START Provided entries
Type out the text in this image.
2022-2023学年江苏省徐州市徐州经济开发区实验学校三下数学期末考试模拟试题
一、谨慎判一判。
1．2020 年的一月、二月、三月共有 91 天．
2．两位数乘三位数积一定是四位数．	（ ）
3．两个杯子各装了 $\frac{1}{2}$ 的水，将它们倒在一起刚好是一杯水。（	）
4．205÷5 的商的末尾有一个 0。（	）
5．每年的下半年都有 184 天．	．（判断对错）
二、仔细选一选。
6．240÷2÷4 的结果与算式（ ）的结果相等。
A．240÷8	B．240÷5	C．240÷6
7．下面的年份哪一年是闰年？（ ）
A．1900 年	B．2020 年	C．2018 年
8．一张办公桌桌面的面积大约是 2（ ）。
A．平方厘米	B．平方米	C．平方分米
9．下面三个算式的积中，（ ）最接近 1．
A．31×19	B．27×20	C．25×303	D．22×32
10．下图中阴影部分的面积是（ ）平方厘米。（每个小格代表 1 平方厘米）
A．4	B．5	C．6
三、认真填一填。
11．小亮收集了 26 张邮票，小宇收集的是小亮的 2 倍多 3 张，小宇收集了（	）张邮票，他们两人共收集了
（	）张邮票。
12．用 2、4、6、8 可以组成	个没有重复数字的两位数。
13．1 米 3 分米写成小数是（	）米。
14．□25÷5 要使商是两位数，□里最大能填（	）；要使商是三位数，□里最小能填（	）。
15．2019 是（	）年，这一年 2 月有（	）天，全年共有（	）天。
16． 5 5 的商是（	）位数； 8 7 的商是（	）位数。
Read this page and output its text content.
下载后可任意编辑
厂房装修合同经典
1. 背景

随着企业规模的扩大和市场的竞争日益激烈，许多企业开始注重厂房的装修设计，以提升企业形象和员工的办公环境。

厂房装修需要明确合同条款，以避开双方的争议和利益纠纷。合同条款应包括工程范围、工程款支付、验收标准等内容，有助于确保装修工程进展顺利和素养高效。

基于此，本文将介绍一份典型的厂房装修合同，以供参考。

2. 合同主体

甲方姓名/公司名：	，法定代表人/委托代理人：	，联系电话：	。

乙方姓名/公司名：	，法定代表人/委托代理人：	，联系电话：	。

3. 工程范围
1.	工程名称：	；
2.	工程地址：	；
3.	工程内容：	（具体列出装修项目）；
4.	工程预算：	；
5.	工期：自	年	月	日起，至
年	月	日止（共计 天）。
END Provided entries
Output the lines above verbatim and in full.

Type out the text in this image.
2022-2023学年江苏省徐州市徐州经济开发区实验学校三下数学期末考试模拟试题
一、谨慎判一判。
1．2020 年的一月、二月、三月共有 91 天．
2．两位数乘三位数积一定是四位数．	（ ）
3．两个杯子各装了 $\frac{1}{2}$ 的水，将它们倒在一起刚好是一杯水。（	）
4．205÷5 的商的末尾有一个 0。（	）
5．每年的下半年都有 184 天．	．（判断对错）
二、仔细选一选。
6．240÷2÷4 的结果与算式（ ）的结果相等。
A．240÷8	B．240÷5	C．240÷6
7．下面的年份哪一年是闰年？（ ）
A．1900 年	B．2020 年	C．2018 年
8．一张办公桌桌面的面积大约是 2（ ）。
A．平方厘米	B．平方米	C．平方分米
9．下面三个算式的积中，（ ）最接近 1．
A．31×19	B．27×20	C．25×303	D．22×32
10．下图中阴影部分的面积是（ ）平方厘米。（每个小格代表 1 平方厘米）
A．4	B．5	C．6
三、认真填一填。
11．小亮收集了 26 张邮票，小宇收集的是小亮的 2 倍多 3 张，小宇收集了（	）张邮票，他们两人共收集了
（	）张邮票。
12．用 2、4、6、8 可以组成	个没有重复数字的两位数。
13．1 米 3 分米写成小数是（	）米。
14．□25÷5 要使商是两位数，□里最大能填（	）；要使商是三位数，□里最小能填（	）。
15．2019 是（	）年，这一年 2 月有（	）天，全年共有（	）天。
16． 5 5 的商是（	）位数； 8 7 的商是（	）位数。
Read this page and output its text content.
下载后可任意编辑
厂房装修合同经典
1. 背景

随着企业规模的扩大和市场的竞争日益激烈，许多企业开始注重厂房的装修设计，以提升企业形象和员工的办公环境。

厂房装修需要明确合同条款，以避开双方的争议和利益纠纷。合同条款应包括工程范围、工程款支付、验收标准等内容，有助于确保装修工程进展顺利和素养高效。

基于此，本文将介绍一份典型的厂房装修合同，以供参考。

2. 合同主体

甲方姓名/公司名：	，法定代表人/委托代理人：	，联系电话：	。

乙方姓名/公司名：	，法定代表人/委托代理人：	，联系电话：	。

3. 工程范围
1.	工程名称：	；
2.	工程地址：	；
3.	工程内容：	（具体列出装修项目）；
4.	工程预算：	；
5.	工期：自	年	月	日起，至
年	月	日止（共计 天）。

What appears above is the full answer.